◆ DIRECTIVE: Count every line where "index" shows up, and give that number only.

(Data excerpts)
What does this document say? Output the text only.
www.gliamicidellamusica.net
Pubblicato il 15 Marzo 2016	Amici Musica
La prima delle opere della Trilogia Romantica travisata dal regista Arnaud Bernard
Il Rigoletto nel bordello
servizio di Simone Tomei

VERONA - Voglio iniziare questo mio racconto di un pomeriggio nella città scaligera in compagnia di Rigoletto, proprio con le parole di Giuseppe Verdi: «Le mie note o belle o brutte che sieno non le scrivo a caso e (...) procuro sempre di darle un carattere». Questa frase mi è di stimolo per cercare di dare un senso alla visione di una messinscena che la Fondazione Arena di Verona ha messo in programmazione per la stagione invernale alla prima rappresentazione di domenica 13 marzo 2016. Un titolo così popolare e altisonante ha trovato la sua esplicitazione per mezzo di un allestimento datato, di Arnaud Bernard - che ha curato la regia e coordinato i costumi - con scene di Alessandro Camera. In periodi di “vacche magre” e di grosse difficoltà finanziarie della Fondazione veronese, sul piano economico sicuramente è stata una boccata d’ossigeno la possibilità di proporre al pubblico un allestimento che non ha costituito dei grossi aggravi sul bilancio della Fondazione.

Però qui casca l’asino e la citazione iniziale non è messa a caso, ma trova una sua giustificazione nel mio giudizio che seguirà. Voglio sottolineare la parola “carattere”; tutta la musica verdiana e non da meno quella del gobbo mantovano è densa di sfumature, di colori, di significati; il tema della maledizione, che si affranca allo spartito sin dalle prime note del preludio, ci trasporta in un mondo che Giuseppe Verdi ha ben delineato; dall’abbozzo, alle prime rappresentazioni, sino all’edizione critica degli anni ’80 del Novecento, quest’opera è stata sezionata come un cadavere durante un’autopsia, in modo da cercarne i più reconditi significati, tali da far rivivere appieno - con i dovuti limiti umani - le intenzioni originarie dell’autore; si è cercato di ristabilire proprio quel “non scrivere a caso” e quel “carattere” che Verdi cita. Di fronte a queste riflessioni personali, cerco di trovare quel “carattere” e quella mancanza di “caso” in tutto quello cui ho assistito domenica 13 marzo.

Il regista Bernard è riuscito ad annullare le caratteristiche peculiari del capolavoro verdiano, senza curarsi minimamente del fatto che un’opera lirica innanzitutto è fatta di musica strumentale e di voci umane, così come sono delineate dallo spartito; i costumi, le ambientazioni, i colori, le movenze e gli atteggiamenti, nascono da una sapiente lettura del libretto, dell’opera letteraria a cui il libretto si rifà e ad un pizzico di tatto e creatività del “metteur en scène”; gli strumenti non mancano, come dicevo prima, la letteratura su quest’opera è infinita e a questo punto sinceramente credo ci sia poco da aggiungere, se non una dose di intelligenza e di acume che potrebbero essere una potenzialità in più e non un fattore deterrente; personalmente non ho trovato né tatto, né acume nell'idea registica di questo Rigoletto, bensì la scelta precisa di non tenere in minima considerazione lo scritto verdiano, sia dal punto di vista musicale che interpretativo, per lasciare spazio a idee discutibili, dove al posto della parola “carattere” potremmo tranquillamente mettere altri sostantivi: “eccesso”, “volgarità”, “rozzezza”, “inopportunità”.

...

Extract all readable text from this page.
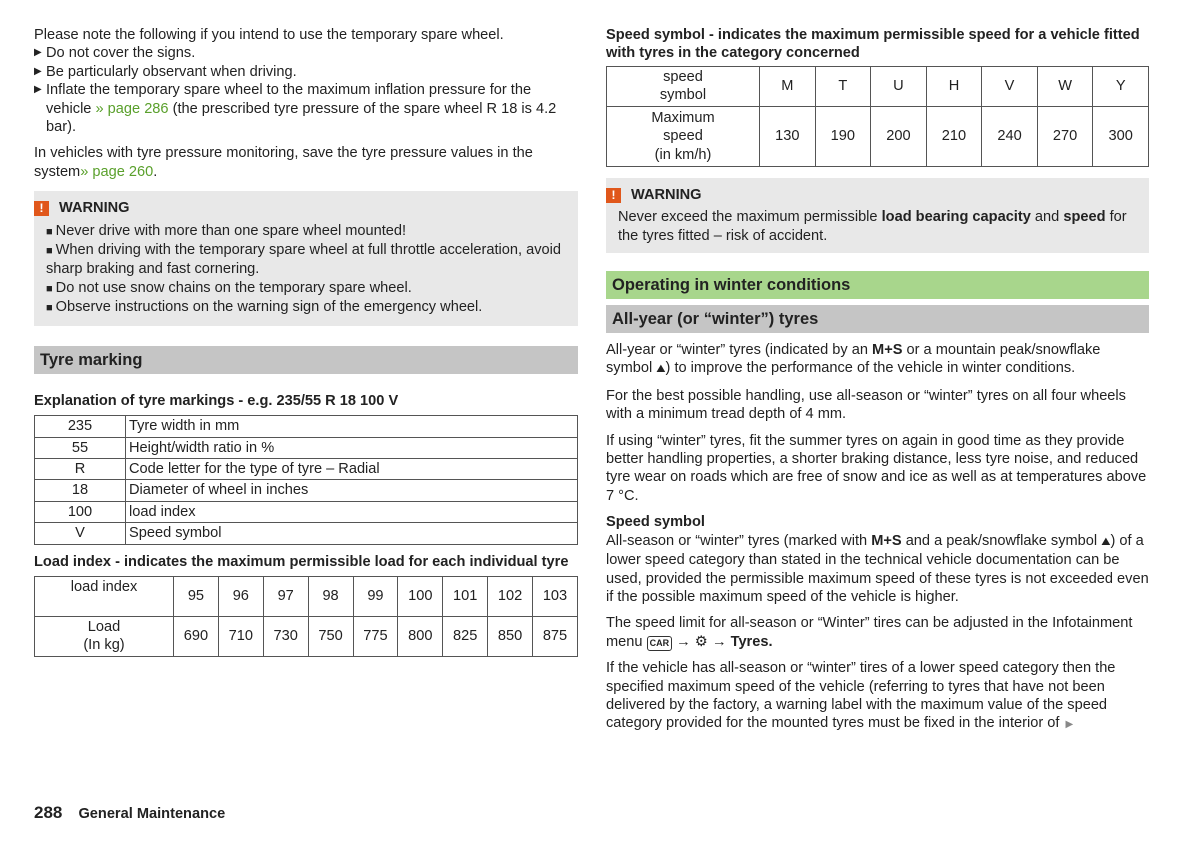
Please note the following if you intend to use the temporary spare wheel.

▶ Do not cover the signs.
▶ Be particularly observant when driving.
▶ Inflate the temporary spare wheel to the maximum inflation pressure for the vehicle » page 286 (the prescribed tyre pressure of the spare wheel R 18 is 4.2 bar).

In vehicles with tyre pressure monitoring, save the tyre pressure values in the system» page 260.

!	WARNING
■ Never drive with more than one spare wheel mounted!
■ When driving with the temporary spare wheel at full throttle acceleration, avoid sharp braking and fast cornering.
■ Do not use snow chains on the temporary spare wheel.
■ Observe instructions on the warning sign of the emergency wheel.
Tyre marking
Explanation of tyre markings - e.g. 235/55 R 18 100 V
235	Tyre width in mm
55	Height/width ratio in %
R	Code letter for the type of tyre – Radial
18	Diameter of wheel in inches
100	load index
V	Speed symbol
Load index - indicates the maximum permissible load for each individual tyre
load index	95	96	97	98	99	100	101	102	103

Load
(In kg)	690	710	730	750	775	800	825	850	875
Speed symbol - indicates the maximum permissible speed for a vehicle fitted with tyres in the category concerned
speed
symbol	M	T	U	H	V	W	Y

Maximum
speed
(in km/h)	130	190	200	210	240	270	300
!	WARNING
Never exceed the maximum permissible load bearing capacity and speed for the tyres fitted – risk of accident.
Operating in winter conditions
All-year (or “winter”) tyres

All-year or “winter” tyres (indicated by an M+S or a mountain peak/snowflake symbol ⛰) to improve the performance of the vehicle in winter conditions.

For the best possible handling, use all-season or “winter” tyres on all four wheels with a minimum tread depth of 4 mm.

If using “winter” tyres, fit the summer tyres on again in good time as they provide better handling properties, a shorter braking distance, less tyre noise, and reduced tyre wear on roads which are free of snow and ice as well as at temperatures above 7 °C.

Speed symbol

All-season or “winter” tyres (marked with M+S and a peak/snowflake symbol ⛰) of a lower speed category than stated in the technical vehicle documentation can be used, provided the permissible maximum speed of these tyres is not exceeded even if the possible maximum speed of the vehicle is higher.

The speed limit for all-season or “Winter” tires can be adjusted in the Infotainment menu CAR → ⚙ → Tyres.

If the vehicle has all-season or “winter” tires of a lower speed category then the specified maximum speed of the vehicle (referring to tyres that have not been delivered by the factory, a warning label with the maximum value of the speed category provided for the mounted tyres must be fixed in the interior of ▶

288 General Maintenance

◆ THE SOLUTION: 3